═════ EXERCISE DATA

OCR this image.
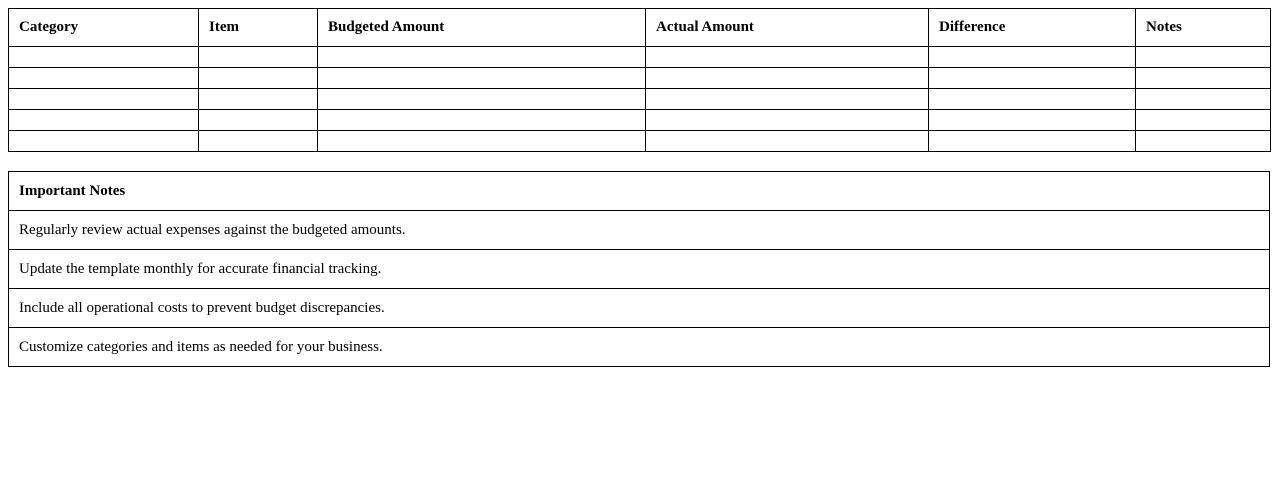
Category	Item	Budgeted Amount	Actual Amount	Difference	Notes

Important Notes
Regularly review actual expenses against the budgeted amounts.
Update the template monthly for accurate financial tracking.
Include all operational costs to prevent budget discrepancies.
Customize categories and items as needed for your business.
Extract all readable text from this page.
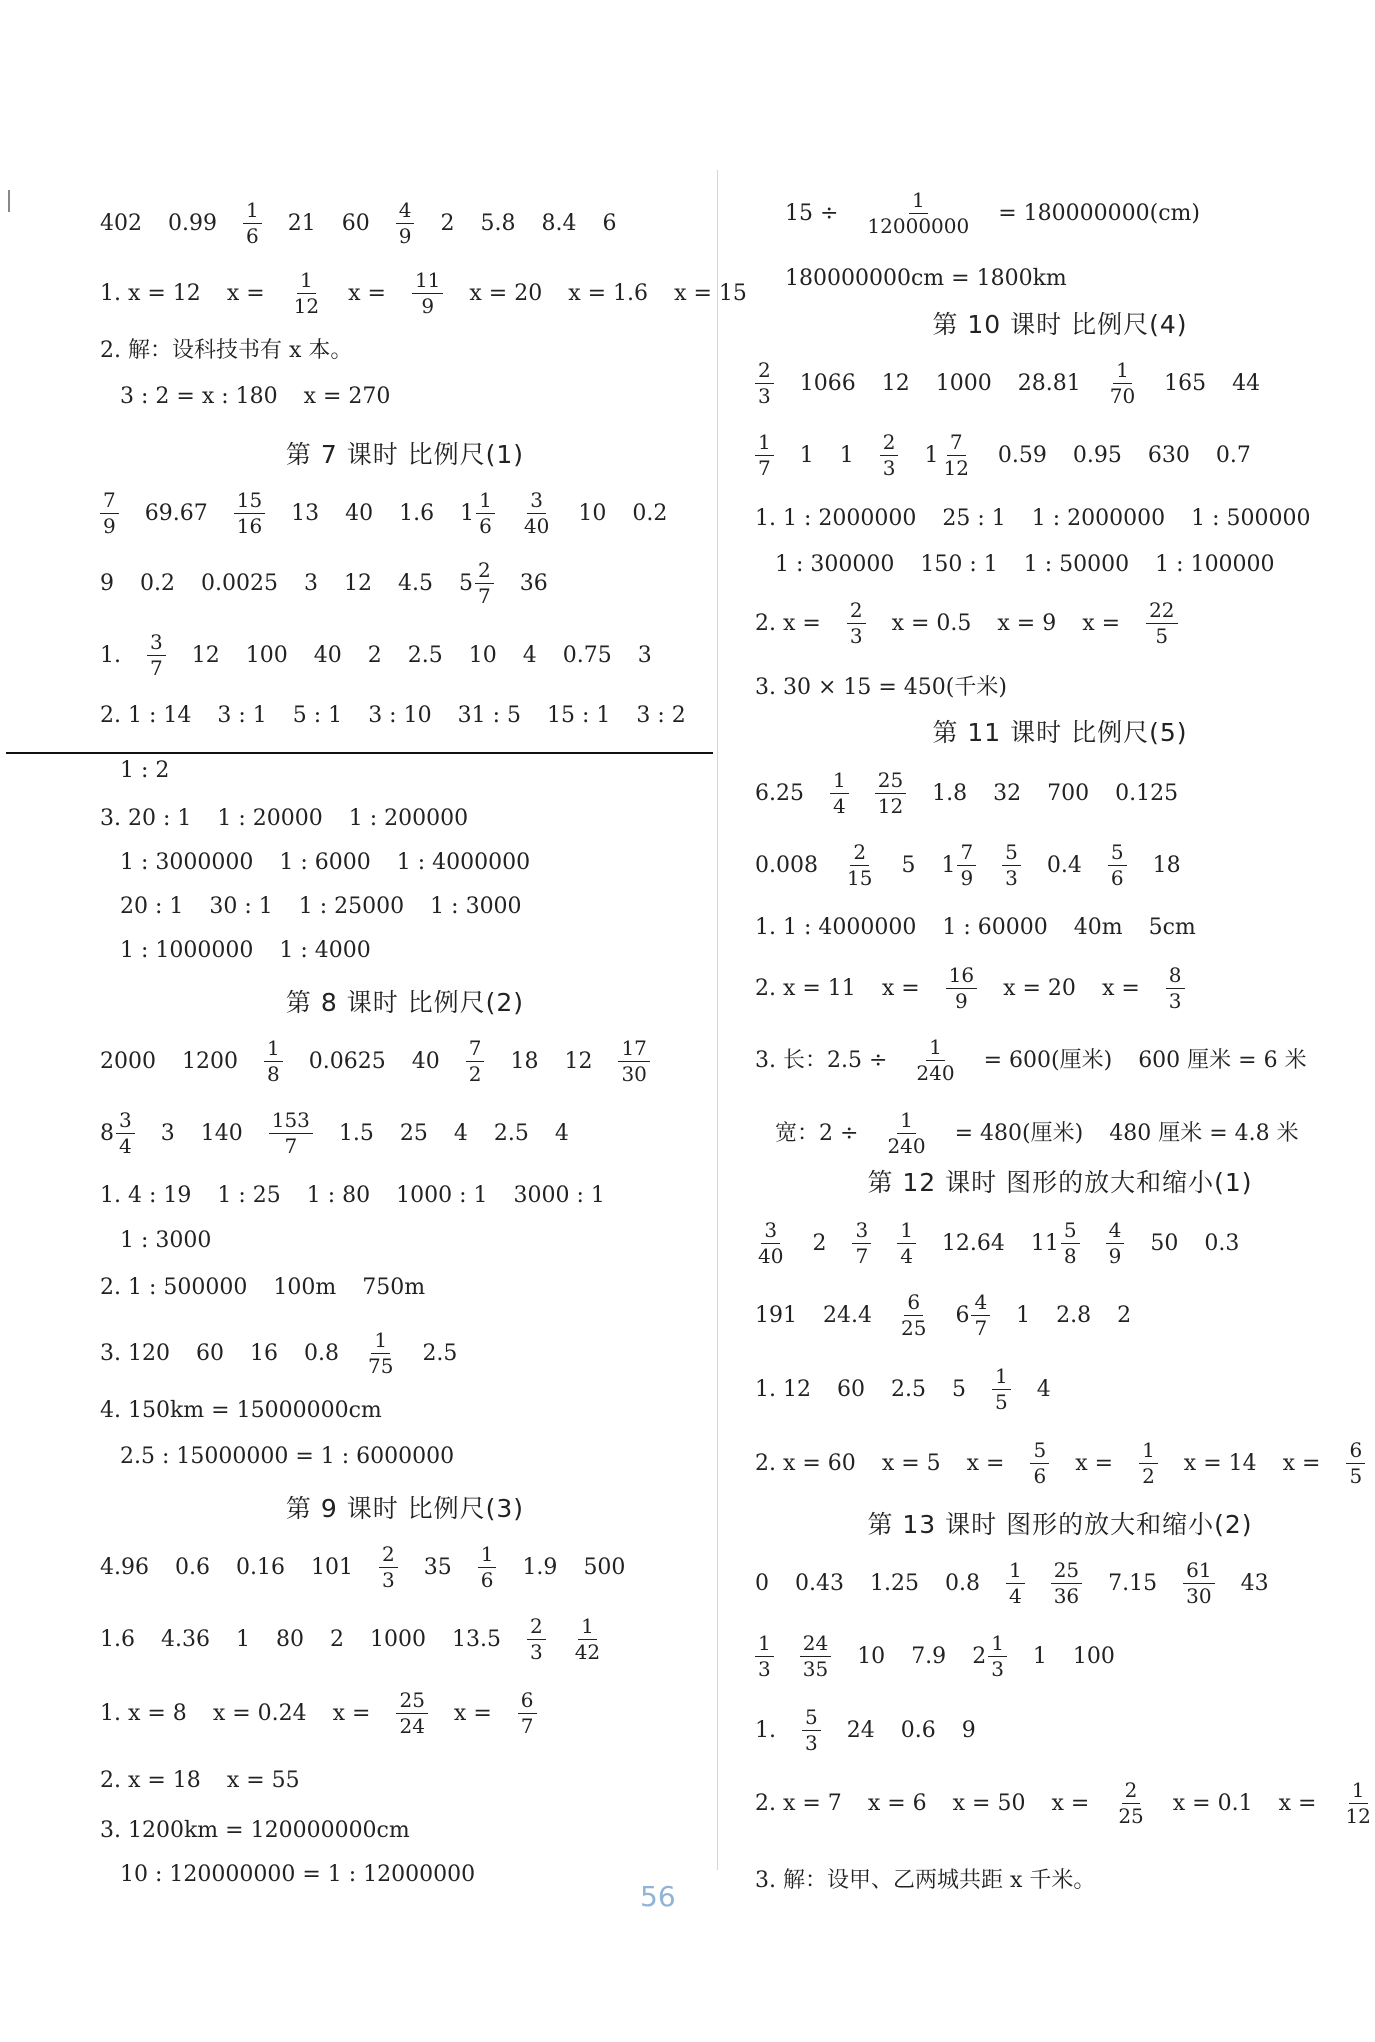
402 $0.99 \frac{1}{6} 21$ $60 \frac{4}{9} 2$ 5.8 8.4 6
1. x = 12 $x = \frac{1}{12}$ $x = \frac{11}{9}$ x = 20 x = 1.6 x = 15
2. 解：设科技书有 x 本。
3 : 2 = x : 180 x = 270
第 7 课时 比例尺(1)
$\frac{7}{9} 69.67 \frac{15}{16} 13$ 40 1.6 $1 \frac{1}{6} \frac{3}{40} 10$ 0.2
9 0.2 0.0025 3 12 4.5 $5 \frac{2}{7} 36$
1. $\frac{3}{7} 12$ 100 40 2 2.5 10 4 0.75 3
2. 1 : 14 3 : 1 5 : 1 3 : 10 31 : 5 15 : 1 3 : 2
1 : 2
3. 20 : 1 1 : 20000 1 : 200000
1 : 3000000 1 : 6000 1 : 4000000
20 : 1 30 : 1 1 : 25000 1 : 3000
1 : 1000000 1 : 4000
第 8 课时 比例尺(2)
2000 $1200 \frac{1}{8} 0.0625$ $40 \frac{7}{2} 18$ $12 \frac{17}{30}$
$8 \frac{3}{4} 3$ $140 \frac{153}{7} 1.5$ 25 4 2.5 4
1. 4 : 19 1 : 25 1 : 80 1000 : 1 3000 : 1
1 : 3000
2. 1 : 500000 100m 750m
3. 120 60 16 $0.8 \frac{1}{75} 2.5$
4. 150km = 15000000cm
2.5 : 15000000 = 1 : 6000000
第 9 课时 比例尺(3)
4.96 0.6 0.16 $101 \frac{2}{3} 35 \frac{1}{6} 1.9$ 500
1.6 4.36 1 80 2 1000 $13.5 \frac{2}{3} \frac{1}{42}$
1. x = 8 x = 0.24 $x = \frac{25}{24}$ $x = \frac{6}{7}$
2. x = 18 x = 55
3. 1200km = 120000000cm
10 : 120000000 = 1 : 12000000
$15 \div \frac{1}{12000000} = 180000000(cm)$
180000000cm = 1800km
第 10 课时 比例尺(4)
$\frac{2}{3} 1066$ 12 1000 $28.81 \frac{1}{70} 165$ 44
$\frac{1}{7} 1$ $1 \frac{2}{3} 1 \frac{7}{12} 0.59$ 0.95 630 0.7
1. 1 : 2000000 25 : 1 1 : 2000000 1 : 500000
1 : 300000 150 : 1 1 : 50000 1 : 100000
2. $x = \frac{2}{3}$ x = 0.5 x = 9 $x = \frac{22}{5}$
3. 30 × 15 = 450(千米)
第 11 课时 比例尺(5)
$6.25 \frac{1}{4} \frac{25}{12} 1.8$ 32 700 0.125
$0.008 \frac{2}{15} 5$ $1 \frac{7}{9} \frac{5}{3} 0.4 \frac{5}{6} 18$
1. 1 : 4000000 1 : 60000 40m 5cm
2. x = 11 $x = \frac{16}{9}$ x = 20 $x = \frac{8}{3}$
3. 长：$2.5 \div \frac{1}{240} = 600$(厘米) 600 厘米 = 6 米
宽：$2 \div \frac{1}{240} = 480$(厘米) 480 厘米 = 4.8 米
第 12 课时 图形的放大和缩小(1)
$\frac{3}{40} 2 \frac{3}{7} \frac{1}{4} 12.64$ $11 \frac{5}{8} \frac{4}{9} 50$ 0.3
191 $24.4 \frac{6}{25} 6 \frac{4}{7} 1$ 2.8 2
1. 12 60 2.5 $5 \frac{1}{5} 4$
2. x = 60 x = 5 $x = \frac{5}{6}$ $x = \frac{1}{2}$ x = 14 $x = \frac{6}{5}$
第 13 课时 图形的放大和缩小(2)
0 0.43 1.25 $0.8 \frac{1}{4} \frac{25}{36} 7.15 \frac{61}{30} 43$
$\frac{1}{3} \frac{24}{35} 10$ 7.9 $2 \frac{1}{3} 1$ 100
1. $\frac{5}{3} 24$ 0.6 9
2. x = 7 x = 6 x = 50 $x = \frac{2}{25}$ x = 0.1 $x = \frac{1}{12}$
3. 解：设甲、乙两城共距 x 千米。
56
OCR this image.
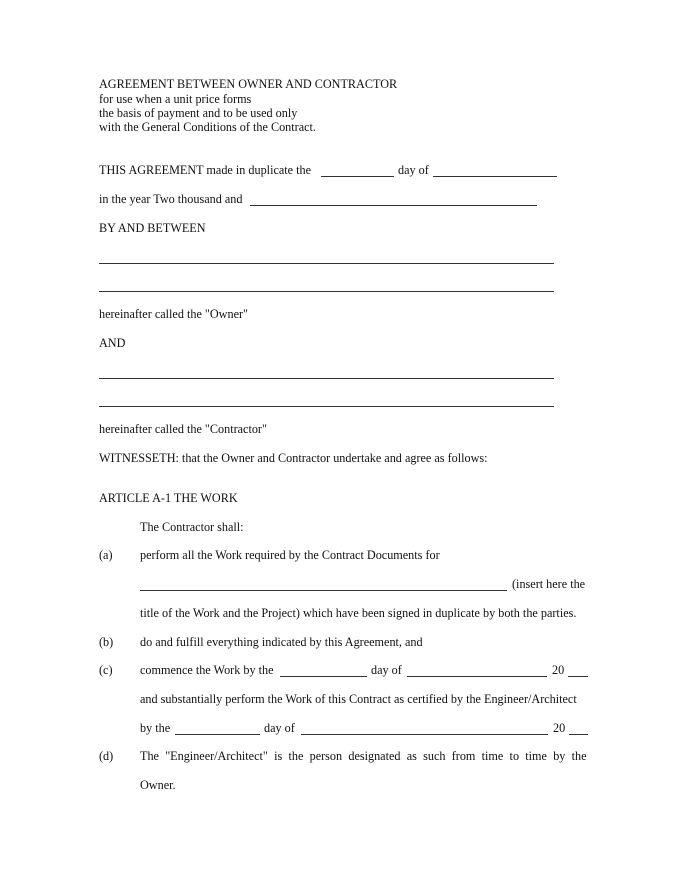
AGREEMENT BETWEEN OWNER AND CONTRACTOR
for use when a unit price forms
the basis of payment and to be used only
with the General Conditions of the Contract.
THIS AGREEMENT made in duplicate the	day of
in the year Two thousand and
BY AND BETWEEN
hereinafter called the "Owner"
AND
hereinafter called the "Contractor"
WITNESSETH: that the Owner and Contractor undertake and agree as follows:
ARTICLE A-1 THE WORK
The Contractor shall:
(a) perform all the Work required by the Contract Documents for
(insert here the
title of the Work and the Project) which have been signed in duplicate by both the parties.
(b) do and fulfill everything indicated by this Agreement, and
(c) commence the Work by the	day of	20
and substantially perform the Work of this Contract as certified by the Engineer/Architect
by the	day of	20
(d) The "Engineer/Architect" is the person designated as such from time to time by the
Owner.
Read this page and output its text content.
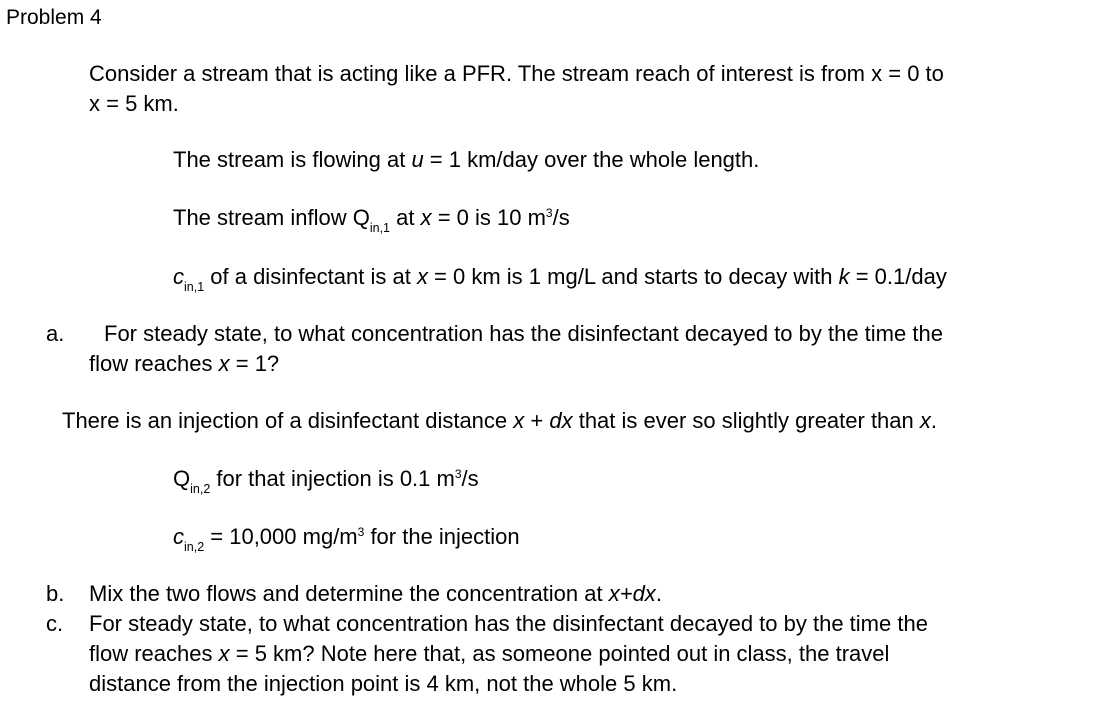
Problem 4

Consider a stream that is acting like a PFR. The stream reach of interest is from x = 0 to

x = 5 km.

The stream is flowing at u = 1 km/day over the whole length.

The stream inflow $Q_{in,1}$ at x = 0 is 10 $m^3/s$

$c_{in,1}$ of a disinfectant is at x = 0 km is 1 mg/L and starts to decay with k = 0.1/day

a. For steady state, to what concentration has the disinfectant decayed to by the time the

flow reaches x = 1?

There is an injection of a disinfectant distance x + dx that is ever so slightly greater than x.

$Q_{in,2}$ for that injection is 0.1 $m^3/s$

$c_{in,2} = 10,000$ $mg/m^3$ for the injection

b. Mix the two flows and determine the concentration at x+dx.

c. For steady state, to what concentration has the disinfectant decayed to by the time the

flow reaches x = 5 km? Note here that, as someone pointed out in class, the travel

distance from the injection point is 4 km, not the whole 5 km.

══════════

• INSTRUCTIONS FOR THE TASK: Reproduce the full listing faithfully, but do not carry over any pictures.

• THE SOLUTION:
OCR this image.
Category	Item	Budgeted Amount	Actual Amount	Difference	Notes

Important Notes
Regularly review actual expenses against the budgeted amounts.
Update the template monthly for accurate financial tracking.
Include all operational costs to prevent budget discrepancies.
Customize categories and items as needed for your business.
Extract all readable text from this page.
402 $0.99 \frac{1}{6} 21$ $60 \frac{4}{9} 2$ 5.8 8.4 6
1. x = 12 $x = \frac{1}{12}$ $x = \frac{11}{9}$ x = 20 x = 1.6 x = 15
2. 解：设科技书有 x 本。
3 : 2 = x : 180 x = 270
第 7 课时 比例尺(1)
$\frac{7}{9} 69.67 \frac{15}{16} 13$ 40 1.6 $1 \frac{1}{6} \frac{3}{40} 10$ 0.2
9 0.2 0.0025 3 12 4.5 $5 \frac{2}{7} 36$
1. $\frac{3}{7} 12$ 100 40 2 2.5 10 4 0.75 3
2. 1 : 14 3 : 1 5 : 1 3 : 10 31 : 5 15 : 1 3 : 2
1 : 2
3. 20 : 1 1 : 20000 1 : 200000
1 : 3000000 1 : 6000 1 : 4000000
20 : 1 30 : 1 1 : 25000 1 : 3000
1 : 1000000 1 : 4000
第 8 课时 比例尺(2)
2000 $1200 \frac{1}{8} 0.0625$ $40 \frac{7}{2} 18$ $12 \frac{17}{30}$
$8 \frac{3}{4} 3$ $140 \frac{153}{7} 1.5$ 25 4 2.5 4
1. 4 : 19 1 : 25 1 : 80 1000 : 1 3000 : 1
1 : 3000
2. 1 : 500000 100m 750m
3. 120 60 16 $0.8 \frac{1}{75} 2.5$
4. 150km = 15000000cm
2.5 : 15000000 = 1 : 6000000
第 9 课时 比例尺(3)
4.96 0.6 0.16 $101 \frac{2}{3} 35 \frac{1}{6} 1.9$ 500
1.6 4.36 1 80 2 1000 $13.5 \frac{2}{3} \frac{1}{42}$
1. x = 8 x = 0.24 $x = \frac{25}{24}$ $x = \frac{6}{7}$
2. x = 18 x = 55
3. 1200km = 120000000cm
10 : 120000000 = 1 : 12000000
$15 \div \frac{1}{12000000} = 180000000(cm)$
180000000cm = 1800km
第 10 课时 比例尺(4)
$\frac{2}{3} 1066$ 12 1000 $28.81 \frac{1}{70} 165$ 44
$\frac{1}{7} 1$ $1 \frac{2}{3} 1 \frac{7}{12} 0.59$ 0.95 630 0.7
1. 1 : 2000000 25 : 1 1 : 2000000 1 : 500000
1 : 300000 150 : 1 1 : 50000 1 : 100000
2. $x = \frac{2}{3}$ x = 0.5 x = 9 $x = \frac{22}{5}$
3. 30 × 15 = 450(千米)
第 11 课时 比例尺(5)
$6.25 \frac{1}{4} \frac{25}{12} 1.8$ 32 700 0.125
$0.008 \frac{2}{15} 5$ $1 \frac{7}{9} \frac{5}{3} 0.4 \frac{5}{6} 18$
1. 1 : 4000000 1 : 60000 40m 5cm
2. x = 11 $x = \frac{16}{9}$ x = 20 $x = \frac{8}{3}$
3. 长：$2.5 \div \frac{1}{240} = 600$(厘米) 600 厘米 = 6 米
宽：$2 \div \frac{1}{240} = 480$(厘米) 480 厘米 = 4.8 米
第 12 课时 图形的放大和缩小(1)
$\frac{3}{40} 2 \frac{3}{7} \frac{1}{4} 12.64$ $11 \frac{5}{8} \frac{4}{9} 50$ 0.3
191 $24.4 \frac{6}{25} 6 \frac{4}{7} 1$ 2.8 2
1. 12 60 2.5 $5 \frac{1}{5} 4$
2. x = 60 x = 5 $x = \frac{5}{6}$ $x = \frac{1}{2}$ x = 14 $x = \frac{6}{5}$
第 13 课时 图形的放大和缩小(2)
0 0.43 1.25 $0.8 \frac{1}{4} \frac{25}{36} 7.15 \frac{61}{30} 43$
$\frac{1}{3} \frac{24}{35} 10$ 7.9 $2 \frac{1}{3} 1$ 100
1. $\frac{5}{3} 24$ 0.6 9
2. x = 7 x = 6 x = 50 $x = \frac{2}{25}$ x = 0.1 $x = \frac{1}{12}$
3. 解：设甲、乙两城共距 x 千米。
56
OCR this image.
AGREEMENT BETWEEN OWNER AND CONTRACTOR
for use when a unit price forms
the basis of payment and to be used only
with the General Conditions of the Contract.
THIS AGREEMENT made in duplicate the	day of
in the year Two thousand and
BY AND BETWEEN
hereinafter called the "Owner"
AND
hereinafter called the "Contractor"
WITNESSETH: that the Owner and Contractor undertake and agree as follows:
ARTICLE A-1 THE WORK
The Contractor shall:
(a) perform all the Work required by the Contract Documents for
(insert here the
title of the Work and the Project) which have been signed in duplicate by both the parties.
(b) do and fulfill everything indicated by this Agreement, and
(c) commence the Work by the	day of	20
and substantially perform the Work of this Contract as certified by the Engineer/Architect
by the	day of	20
(d) The "Engineer/Architect" is the person designated as such from time to time by the
Owner.
Read this page and output its text content.
Problem 4

Consider a stream that is acting like a PFR. The stream reach of interest is from x = 0 to

x = 5 km.

The stream is flowing at u = 1 km/day over the whole length.

The stream inflow $Q_{in,1}$ at x = 0 is 10 $m^3/s$

$c_{in,1}$ of a disinfectant is at x = 0 km is 1 mg/L and starts to decay with k = 0.1/day

a. For steady state, to what concentration has the disinfectant decayed to by the time the

flow reaches x = 1?

There is an injection of a disinfectant distance x + dx that is ever so slightly greater than x.

$Q_{in,2}$ for that injection is 0.1 $m^3/s$

$c_{in,2} = 10,000$ $mg/m^3$ for the injection

b. Mix the two flows and determine the concentration at x+dx.

c. For steady state, to what concentration has the disinfectant decayed to by the time the

flow reaches x = 5 km? Note here that, as someone pointed out in class, the travel

distance from the injection point is 4 km, not the whole 5 km.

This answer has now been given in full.